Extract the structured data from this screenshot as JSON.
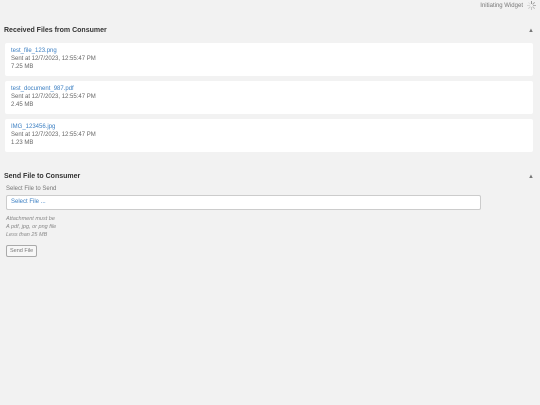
{
  "status": {
    "text": "Initiating Widget",
    "icon": "spinner-icon"
  },
  "received": {
    "title": "Received Files from Consumer",
    "files": [
      {
        "name": "test_file_123.png",
        "sent": "Sent at 12/7/2023, 12:55:47 PM",
        "size": "7.25 MB"
      },
      {
        "name": "test_document_987.pdf",
        "sent": "Sent at 12/7/2023, 12:55:47 PM",
        "size": "2.45 MB"
      },
      {
        "name": "IMG_123456.jpg",
        "sent": "Sent at 12/7/2023, 12:55:47 PM",
        "size": "1.23 MB"
      }
    ]
  },
  "send": {
    "title": "Send File to Consumer",
    "field_label": "Select File to Send",
    "placeholder": "Select File ...",
    "hint": [
      "Attachment must be",
      "A pdf, jpg, or png file",
      "Less than 25 MB"
    ],
    "button_label": "Send File"
  },
  "colors": {
    "link": "#3a7ec2",
    "background": "#f2f2f2",
    "card": "#ffffff"
  }
}
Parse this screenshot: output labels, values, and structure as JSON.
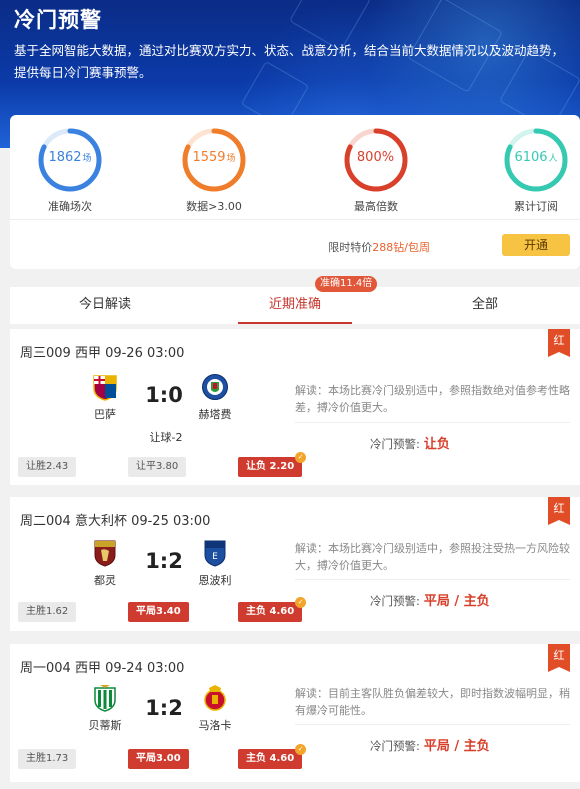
{
  "header": {
    "title": "冷门预警",
    "description": "基于全网智能大数据，通过对比赛双方实力、状态、战意分析，结合当前大数据情况以及波动趋势，提供每日冷门赛事预警。"
  },
  "stats": [
    {
      "value": "1862",
      "unit": "场",
      "label": "准确场次",
      "color": "#3b82e0"
    },
    {
      "value": "1559",
      "unit": "场",
      "label": "数据>3.00",
      "color": "#ef7d2a"
    },
    {
      "value": "800%",
      "unit": "",
      "label": "最高倍数",
      "color": "#d8402c"
    },
    {
      "value": "6106",
      "unit": "人",
      "label": "累计订阅",
      "color": "#35c9b1"
    }
  ],
  "promo": {
    "prefix": "限时特价",
    "price": "288钻/包周",
    "button": "开通"
  },
  "tabs": [
    {
      "label": "今日解读",
      "active": false
    },
    {
      "label": "近期准确",
      "active": true
    },
    {
      "label": "全部",
      "active": false
    }
  ],
  "tab_badge": "准确11.4倍",
  "matches": [
    {
      "header": "周三009 西甲 09-26 03:00",
      "flag": "红",
      "home": "巴萨",
      "away": "赫塔费",
      "score": "1:0",
      "handicap": "让球-2",
      "odds": [
        "让胜2.43",
        "让平3.80",
        "让负 2.20"
      ],
      "analysis": "解读：本场比赛冷门级别适中，参照指数绝对值参考性略差，搏冷价值更大。",
      "warning_label": "冷门预警:",
      "warning_pick": "让负"
    },
    {
      "header": "周二004 意大利杯 09-25 03:00",
      "flag": "红",
      "home": "都灵",
      "away": "恩波利",
      "score": "1:2",
      "handicap": "",
      "odds": [
        "主胜1.62",
        "平局3.40",
        "主负 4.60"
      ],
      "analysis": "解读：本场比赛冷门级别适中，参照投注受热一方风险较大，搏冷价值更大。",
      "warning_label": "冷门预警:",
      "warning_pick": "平局 / 主负"
    },
    {
      "header": "周一004 西甲 09-24 03:00",
      "flag": "红",
      "home": "贝蒂斯",
      "away": "马洛卡",
      "score": "1:2",
      "handicap": "",
      "odds": [
        "主胜1.73",
        "平局3.00",
        "主负 4.60"
      ],
      "analysis": "解读：目前主客队胜负偏差较大，即时指数波幅明显，稍有爆冷可能性。",
      "warning_label": "冷门预警:",
      "warning_pick": "平局 / 主负"
    }
  ]
}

INSTRUCTIONS FOR THE TASK: Give every line back word for word and leave the pictures out.

RESPONSE:
Extract the structured data from this screenshot as JSON.
{
  "status": {
    "text": "Initiating Widget",
    "icon": "spinner-icon"
  },
  "received": {
    "title": "Received Files from Consumer",
    "files": [
      {
        "name": "test_file_123.png",
        "sent": "Sent at 12/7/2023, 12:55:47 PM",
        "size": "7.25 MB"
      },
      {
        "name": "test_document_987.pdf",
        "sent": "Sent at 12/7/2023, 12:55:47 PM",
        "size": "2.45 MB"
      },
      {
        "name": "IMG_123456.jpg",
        "sent": "Sent at 12/7/2023, 12:55:47 PM",
        "size": "1.23 MB"
      }
    ]
  },
  "send": {
    "title": "Send File to Consumer",
    "field_label": "Select File to Send",
    "placeholder": "Select File ...",
    "hint": [
      "Attachment must be",
      "A pdf, jpg, or png file",
      "Less than 25 MB"
    ],
    "button_label": "Send File"
  },
  "colors": {
    "link": "#3a7ec2",
    "background": "#f2f2f2",
    "card": "#ffffff"
  }
}
Parse this screenshot: output labels, values, and structure as JSON.
{
  "header": {
    "title": "冷门预警",
    "description": "基于全网智能大数据，通过对比赛双方实力、状态、战意分析，结合当前大数据情况以及波动趋势，提供每日冷门赛事预警。"
  },
  "stats": [
    {
      "value": "1862",
      "unit": "场",
      "label": "准确场次",
      "color": "#3b82e0"
    },
    {
      "value": "1559",
      "unit": "场",
      "label": "数据>3.00",
      "color": "#ef7d2a"
    },
    {
      "value": "800%",
      "unit": "",
      "label": "最高倍数",
      "color": "#d8402c"
    },
    {
      "value": "6106",
      "unit": "人",
      "label": "累计订阅",
      "color": "#35c9b1"
    }
  ],
  "promo": {
    "prefix": "限时特价",
    "price": "288钻/包周",
    "button": "开通"
  },
  "tabs": [
    {
      "label": "今日解读",
      "active": false
    },
    {
      "label": "近期准确",
      "active": true
    },
    {
      "label": "全部",
      "active": false
    }
  ],
  "tab_badge": "准确11.4倍",
  "matches": [
    {
      "header": "周三009 西甲 09-26 03:00",
      "flag": "红",
      "home": "巴萨",
      "away": "赫塔费",
      "score": "1:0",
      "handicap": "让球-2",
      "odds": [
        "让胜2.43",
        "让平3.80",
        "让负 2.20"
      ],
      "analysis": "解读：本场比赛冷门级别适中，参照指数绝对值参考性略差，搏冷价值更大。",
      "warning_label": "冷门预警:",
      "warning_pick": "让负"
    },
    {
      "header": "周二004 意大利杯 09-25 03:00",
      "flag": "红",
      "home": "都灵",
      "away": "恩波利",
      "score": "1:2",
      "handicap": "",
      "odds": [
        "主胜1.62",
        "平局3.40",
        "主负 4.60"
      ],
      "analysis": "解读：本场比赛冷门级别适中，参照投注受热一方风险较大，搏冷价值更大。",
      "warning_label": "冷门预警:",
      "warning_pick": "平局 / 主负"
    },
    {
      "header": "周一004 西甲 09-24 03:00",
      "flag": "红",
      "home": "贝蒂斯",
      "away": "马洛卡",
      "score": "1:2",
      "handicap": "",
      "odds": [
        "主胜1.73",
        "平局3.00",
        "主负 4.60"
      ],
      "analysis": "解读：目前主客队胜负偏差较大，即时指数波幅明显，稍有爆冷可能性。",
      "warning_label": "冷门预警:",
      "warning_pick": "平局 / 主负"
    }
  ]
}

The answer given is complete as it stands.